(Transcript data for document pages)
>>

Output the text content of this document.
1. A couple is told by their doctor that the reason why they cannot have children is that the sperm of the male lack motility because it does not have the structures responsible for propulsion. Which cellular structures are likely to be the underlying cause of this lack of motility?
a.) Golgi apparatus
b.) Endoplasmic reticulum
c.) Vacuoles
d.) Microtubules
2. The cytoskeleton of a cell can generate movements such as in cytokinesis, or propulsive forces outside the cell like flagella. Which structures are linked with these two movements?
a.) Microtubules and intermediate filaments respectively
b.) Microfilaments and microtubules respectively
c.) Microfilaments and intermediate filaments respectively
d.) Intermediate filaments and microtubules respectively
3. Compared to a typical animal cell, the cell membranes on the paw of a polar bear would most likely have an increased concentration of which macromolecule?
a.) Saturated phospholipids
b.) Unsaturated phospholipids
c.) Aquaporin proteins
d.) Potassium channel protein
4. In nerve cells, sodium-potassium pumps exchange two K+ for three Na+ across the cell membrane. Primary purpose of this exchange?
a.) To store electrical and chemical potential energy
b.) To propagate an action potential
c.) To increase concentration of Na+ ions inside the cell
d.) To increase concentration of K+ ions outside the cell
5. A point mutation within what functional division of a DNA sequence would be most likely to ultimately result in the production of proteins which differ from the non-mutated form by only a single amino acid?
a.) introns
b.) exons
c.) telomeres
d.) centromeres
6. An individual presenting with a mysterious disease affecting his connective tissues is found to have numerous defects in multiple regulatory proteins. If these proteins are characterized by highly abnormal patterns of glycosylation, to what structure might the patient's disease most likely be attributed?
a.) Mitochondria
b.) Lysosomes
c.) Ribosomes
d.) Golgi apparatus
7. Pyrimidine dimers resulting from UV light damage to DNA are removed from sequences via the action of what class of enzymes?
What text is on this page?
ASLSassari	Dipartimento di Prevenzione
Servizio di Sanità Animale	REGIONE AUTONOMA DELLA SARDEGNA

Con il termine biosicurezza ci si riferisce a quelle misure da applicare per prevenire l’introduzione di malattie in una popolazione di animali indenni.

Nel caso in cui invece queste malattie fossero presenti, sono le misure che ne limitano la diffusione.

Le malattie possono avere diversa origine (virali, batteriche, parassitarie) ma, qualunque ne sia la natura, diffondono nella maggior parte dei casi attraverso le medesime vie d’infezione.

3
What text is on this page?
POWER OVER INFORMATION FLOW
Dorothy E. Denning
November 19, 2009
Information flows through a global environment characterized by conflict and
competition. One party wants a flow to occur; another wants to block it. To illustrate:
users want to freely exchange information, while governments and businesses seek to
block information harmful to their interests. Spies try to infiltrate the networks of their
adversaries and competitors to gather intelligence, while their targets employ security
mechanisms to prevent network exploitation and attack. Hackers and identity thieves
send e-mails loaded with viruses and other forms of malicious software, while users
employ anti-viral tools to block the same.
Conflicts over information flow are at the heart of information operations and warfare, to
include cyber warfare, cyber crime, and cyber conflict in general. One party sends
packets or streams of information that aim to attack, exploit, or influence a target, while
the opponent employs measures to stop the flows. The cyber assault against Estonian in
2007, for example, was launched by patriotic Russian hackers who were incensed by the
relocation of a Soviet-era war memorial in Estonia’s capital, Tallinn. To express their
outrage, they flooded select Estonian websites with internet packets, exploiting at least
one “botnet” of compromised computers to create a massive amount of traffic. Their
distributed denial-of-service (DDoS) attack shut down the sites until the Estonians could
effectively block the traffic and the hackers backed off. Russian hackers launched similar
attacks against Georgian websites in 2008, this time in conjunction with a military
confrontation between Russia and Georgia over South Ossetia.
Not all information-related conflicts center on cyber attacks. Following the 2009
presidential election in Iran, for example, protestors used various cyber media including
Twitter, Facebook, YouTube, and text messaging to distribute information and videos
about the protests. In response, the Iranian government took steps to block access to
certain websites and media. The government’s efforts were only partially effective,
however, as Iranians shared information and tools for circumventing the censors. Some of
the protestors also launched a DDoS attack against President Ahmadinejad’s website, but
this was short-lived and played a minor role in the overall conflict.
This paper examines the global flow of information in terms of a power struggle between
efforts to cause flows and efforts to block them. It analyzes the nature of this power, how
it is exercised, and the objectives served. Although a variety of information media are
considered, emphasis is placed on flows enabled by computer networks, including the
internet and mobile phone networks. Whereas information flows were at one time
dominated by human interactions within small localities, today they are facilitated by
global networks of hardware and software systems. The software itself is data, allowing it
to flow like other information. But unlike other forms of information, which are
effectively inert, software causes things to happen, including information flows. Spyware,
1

<<

Repeat all of the data exactly.

Output the text content of this document.
1. A couple is told by their doctor that the reason why they cannot have children is that the sperm of the male lack motility because it does not have the structures responsible for propulsion. Which cellular structures are likely to be the underlying cause of this lack of motility?
a.) Golgi apparatus
b.) Endoplasmic reticulum
c.) Vacuoles
d.) Microtubules
2. The cytoskeleton of a cell can generate movements such as in cytokinesis, or propulsive forces outside the cell like flagella. Which structures are linked with these two movements?
a.) Microtubules and intermediate filaments respectively
b.) Microfilaments and microtubules respectively
c.) Microfilaments and intermediate filaments respectively
d.) Intermediate filaments and microtubules respectively
3. Compared to a typical animal cell, the cell membranes on the paw of a polar bear would most likely have an increased concentration of which macromolecule?
a.) Saturated phospholipids
b.) Unsaturated phospholipids
c.) Aquaporin proteins
d.) Potassium channel protein
4. In nerve cells, sodium-potassium pumps exchange two K+ for three Na+ across the cell membrane. Primary purpose of this exchange?
a.) To store electrical and chemical potential energy
b.) To propagate an action potential
c.) To increase concentration of Na+ ions inside the cell
d.) To increase concentration of K+ ions outside the cell
5. A point mutation within what functional division of a DNA sequence would be most likely to ultimately result in the production of proteins which differ from the non-mutated form by only a single amino acid?
a.) introns
b.) exons
c.) telomeres
d.) centromeres
6. An individual presenting with a mysterious disease affecting his connective tissues is found to have numerous defects in multiple regulatory proteins. If these proteins are characterized by highly abnormal patterns of glycosylation, to what structure might the patient's disease most likely be attributed?
a.) Mitochondria
b.) Lysosomes
c.) Ribosomes
d.) Golgi apparatus
7. Pyrimidine dimers resulting from UV light damage to DNA are removed from sequences via the action of what class of enzymes?
What text is on this page?
ASLSassari	Dipartimento di Prevenzione
Servizio di Sanità Animale	REGIONE AUTONOMA DELLA SARDEGNA

Con il termine biosicurezza ci si riferisce a quelle misure da applicare per prevenire l’introduzione di malattie in una popolazione di animali indenni.

Nel caso in cui invece queste malattie fossero presenti, sono le misure che ne limitano la diffusione.

Le malattie possono avere diversa origine (virali, batteriche, parassitarie) ma, qualunque ne sia la natura, diffondono nella maggior parte dei casi attraverso le medesime vie d’infezione.

3
What text is on this page?
POWER OVER INFORMATION FLOW
Dorothy E. Denning
November 19, 2009
Information flows through a global environment characterized by conflict and
competition. One party wants a flow to occur; another wants to block it. To illustrate:
users want to freely exchange information, while governments and businesses seek to
block information harmful to their interests. Spies try to infiltrate the networks of their
adversaries and competitors to gather intelligence, while their targets employ security
mechanisms to prevent network exploitation and attack. Hackers and identity thieves
send e-mails loaded with viruses and other forms of malicious software, while users
employ anti-viral tools to block the same.
Conflicts over information flow are at the heart of information operations and warfare, to
include cyber warfare, cyber crime, and cyber conflict in general. One party sends
packets or streams of information that aim to attack, exploit, or influence a target, while
the opponent employs measures to stop the flows. The cyber assault against Estonian in
2007, for example, was launched by patriotic Russian hackers who were incensed by the
relocation of a Soviet-era war memorial in Estonia’s capital, Tallinn. To express their
outrage, they flooded select Estonian websites with internet packets, exploiting at least
one “botnet” of compromised computers to create a massive amount of traffic. Their
distributed denial-of-service (DDoS) attack shut down the sites until the Estonians could
effectively block the traffic and the hackers backed off. Russian hackers launched similar
attacks against Georgian websites in 2008, this time in conjunction with a military
confrontation between Russia and Georgia over South Ossetia.
Not all information-related conflicts center on cyber attacks. Following the 2009
presidential election in Iran, for example, protestors used various cyber media including
Twitter, Facebook, YouTube, and text messaging to distribute information and videos
about the protests. In response, the Iranian government took steps to block access to
certain websites and media. The government’s efforts were only partially effective,
however, as Iranians shared information and tools for circumventing the censors. Some of
the protestors also launched a DDoS attack against President Ahmadinejad’s website, but
this was short-lived and played a minor role in the overall conflict.
This paper examines the global flow of information in terms of a power struggle between
efforts to cause flows and efforts to block them. It analyzes the nature of this power, how
it is exercised, and the objectives served. Although a variety of information media are
considered, emphasis is placed on flows enabled by computer networks, including the
internet and mobile phone networks. Whereas information flows were at one time
dominated by human interactions within small localities, today they are facilitated by
global networks of hardware and software systems. The software itself is data, allowing it
to flow like other information. But unlike other forms of information, which are
effectively inert, software causes things to happen, including information flows. Spyware,
1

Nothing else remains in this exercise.